YOUR INSTRUCTIONS → Print all of the data exactly.

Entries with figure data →

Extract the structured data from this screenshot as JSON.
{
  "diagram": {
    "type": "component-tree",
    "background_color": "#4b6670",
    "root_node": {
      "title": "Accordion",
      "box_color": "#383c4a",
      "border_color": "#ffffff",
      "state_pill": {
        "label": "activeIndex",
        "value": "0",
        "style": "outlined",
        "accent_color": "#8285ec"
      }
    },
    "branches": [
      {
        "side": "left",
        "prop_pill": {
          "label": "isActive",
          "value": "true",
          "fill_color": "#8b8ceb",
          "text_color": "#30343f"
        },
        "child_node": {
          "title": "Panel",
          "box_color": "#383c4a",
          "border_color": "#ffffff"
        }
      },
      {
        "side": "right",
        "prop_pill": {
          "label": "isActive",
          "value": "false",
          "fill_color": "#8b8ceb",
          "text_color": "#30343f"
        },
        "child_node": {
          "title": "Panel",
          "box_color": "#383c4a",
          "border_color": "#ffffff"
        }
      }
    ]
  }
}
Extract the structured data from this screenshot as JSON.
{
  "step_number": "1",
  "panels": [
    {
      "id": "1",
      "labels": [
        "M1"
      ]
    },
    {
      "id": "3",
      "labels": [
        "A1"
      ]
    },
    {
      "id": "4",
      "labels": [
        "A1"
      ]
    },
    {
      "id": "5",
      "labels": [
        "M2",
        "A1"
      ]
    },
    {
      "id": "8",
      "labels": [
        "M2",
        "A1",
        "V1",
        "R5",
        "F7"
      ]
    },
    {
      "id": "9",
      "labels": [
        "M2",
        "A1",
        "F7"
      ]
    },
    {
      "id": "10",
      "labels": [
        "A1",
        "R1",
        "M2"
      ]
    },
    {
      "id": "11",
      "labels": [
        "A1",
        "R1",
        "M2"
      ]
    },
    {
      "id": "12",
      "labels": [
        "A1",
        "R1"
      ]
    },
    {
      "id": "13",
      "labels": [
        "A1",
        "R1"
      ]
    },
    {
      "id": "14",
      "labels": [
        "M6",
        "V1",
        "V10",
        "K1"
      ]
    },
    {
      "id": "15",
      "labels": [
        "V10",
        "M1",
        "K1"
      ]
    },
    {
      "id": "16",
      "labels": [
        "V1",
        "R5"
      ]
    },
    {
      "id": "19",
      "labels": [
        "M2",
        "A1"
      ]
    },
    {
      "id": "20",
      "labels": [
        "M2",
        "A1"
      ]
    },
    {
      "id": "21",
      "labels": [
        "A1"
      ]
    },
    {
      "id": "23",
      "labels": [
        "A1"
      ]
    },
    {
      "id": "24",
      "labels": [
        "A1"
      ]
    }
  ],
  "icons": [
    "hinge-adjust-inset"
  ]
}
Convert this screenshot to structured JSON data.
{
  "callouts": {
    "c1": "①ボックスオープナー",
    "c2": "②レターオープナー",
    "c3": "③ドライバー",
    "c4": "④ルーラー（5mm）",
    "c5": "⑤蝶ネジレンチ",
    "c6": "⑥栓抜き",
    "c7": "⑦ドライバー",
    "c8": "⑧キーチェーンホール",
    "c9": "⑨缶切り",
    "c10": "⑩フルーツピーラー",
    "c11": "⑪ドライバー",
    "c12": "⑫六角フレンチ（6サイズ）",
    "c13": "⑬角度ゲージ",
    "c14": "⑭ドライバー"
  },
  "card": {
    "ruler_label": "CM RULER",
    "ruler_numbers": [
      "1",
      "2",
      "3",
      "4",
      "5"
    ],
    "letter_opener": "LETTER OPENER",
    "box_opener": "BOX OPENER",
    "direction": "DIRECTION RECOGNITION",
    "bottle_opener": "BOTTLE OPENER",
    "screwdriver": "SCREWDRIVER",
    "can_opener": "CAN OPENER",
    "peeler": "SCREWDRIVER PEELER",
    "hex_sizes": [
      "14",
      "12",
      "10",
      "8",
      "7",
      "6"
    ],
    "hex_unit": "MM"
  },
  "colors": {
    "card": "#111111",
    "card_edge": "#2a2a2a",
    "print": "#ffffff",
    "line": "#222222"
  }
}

THE ANSWER →
Extract the structured data from this screenshot as JSON.
{
  "diagram": {
    "type": "component-tree",
    "background_color": "#4b6670",
    "root_node": {
      "title": "Accordion",
      "box_color": "#383c4a",
      "border_color": "#ffffff",
      "state_pill": {
        "label": "activeIndex",
        "value": "0",
        "style": "outlined",
        "accent_color": "#8285ec"
      }
    },
    "branches": [
      {
        "side": "left",
        "prop_pill": {
          "label": "isActive",
          "value": "true",
          "fill_color": "#8b8ceb",
          "text_color": "#30343f"
        },
        "child_node": {
          "title": "Panel",
          "box_color": "#383c4a",
          "border_color": "#ffffff"
        }
      },
      {
        "side": "right",
        "prop_pill": {
          "label": "isActive",
          "value": "false",
          "fill_color": "#8b8ceb",
          "text_color": "#30343f"
        },
        "child_node": {
          "title": "Panel",
          "box_color": "#383c4a",
          "border_color": "#ffffff"
        }
      }
    ]
  }
}
Extract the structured data from this screenshot as JSON.
{
  "step_number": "1",
  "panels": [
    {
      "id": "1",
      "labels": [
        "M1"
      ]
    },
    {
      "id": "3",
      "labels": [
        "A1"
      ]
    },
    {
      "id": "4",
      "labels": [
        "A1"
      ]
    },
    {
      "id": "5",
      "labels": [
        "M2",
        "A1"
      ]
    },
    {
      "id": "8",
      "labels": [
        "M2",
        "A1",
        "V1",
        "R5",
        "F7"
      ]
    },
    {
      "id": "9",
      "labels": [
        "M2",
        "A1",
        "F7"
      ]
    },
    {
      "id": "10",
      "labels": [
        "A1",
        "R1",
        "M2"
      ]
    },
    {
      "id": "11",
      "labels": [
        "A1",
        "R1",
        "M2"
      ]
    },
    {
      "id": "12",
      "labels": [
        "A1",
        "R1"
      ]
    },
    {
      "id": "13",
      "labels": [
        "A1",
        "R1"
      ]
    },
    {
      "id": "14",
      "labels": [
        "M6",
        "V1",
        "V10",
        "K1"
      ]
    },
    {
      "id": "15",
      "labels": [
        "V10",
        "M1",
        "K1"
      ]
    },
    {
      "id": "16",
      "labels": [
        "V1",
        "R5"
      ]
    },
    {
      "id": "19",
      "labels": [
        "M2",
        "A1"
      ]
    },
    {
      "id": "20",
      "labels": [
        "M2",
        "A1"
      ]
    },
    {
      "id": "21",
      "labels": [
        "A1"
      ]
    },
    {
      "id": "23",
      "labels": [
        "A1"
      ]
    },
    {
      "id": "24",
      "labels": [
        "A1"
      ]
    }
  ],
  "icons": [
    "hinge-adjust-inset"
  ]
}
Convert this screenshot to structured JSON data.
{
  "callouts": {
    "c1": "①ボックスオープナー",
    "c2": "②レターオープナー",
    "c3": "③ドライバー",
    "c4": "④ルーラー（5mm）",
    "c5": "⑤蝶ネジレンチ",
    "c6": "⑥栓抜き",
    "c7": "⑦ドライバー",
    "c8": "⑧キーチェーンホール",
    "c9": "⑨缶切り",
    "c10": "⑩フルーツピーラー",
    "c11": "⑪ドライバー",
    "c12": "⑫六角フレンチ（6サイズ）",
    "c13": "⑬角度ゲージ",
    "c14": "⑭ドライバー"
  },
  "card": {
    "ruler_label": "CM RULER",
    "ruler_numbers": [
      "1",
      "2",
      "3",
      "4",
      "5"
    ],
    "letter_opener": "LETTER OPENER",
    "box_opener": "BOX OPENER",
    "direction": "DIRECTION RECOGNITION",
    "bottle_opener": "BOTTLE OPENER",
    "screwdriver": "SCREWDRIVER",
    "can_opener": "CAN OPENER",
    "peeler": "SCREWDRIVER PEELER",
    "hex_sizes": [
      "14",
      "12",
      "10",
      "8",
      "7",
      "6"
    ],
    "hex_unit": "MM"
  },
  "colors": {
    "card": "#111111",
    "card_edge": "#2a2a2a",
    "print": "#ffffff",
    "line": "#222222"
  }
}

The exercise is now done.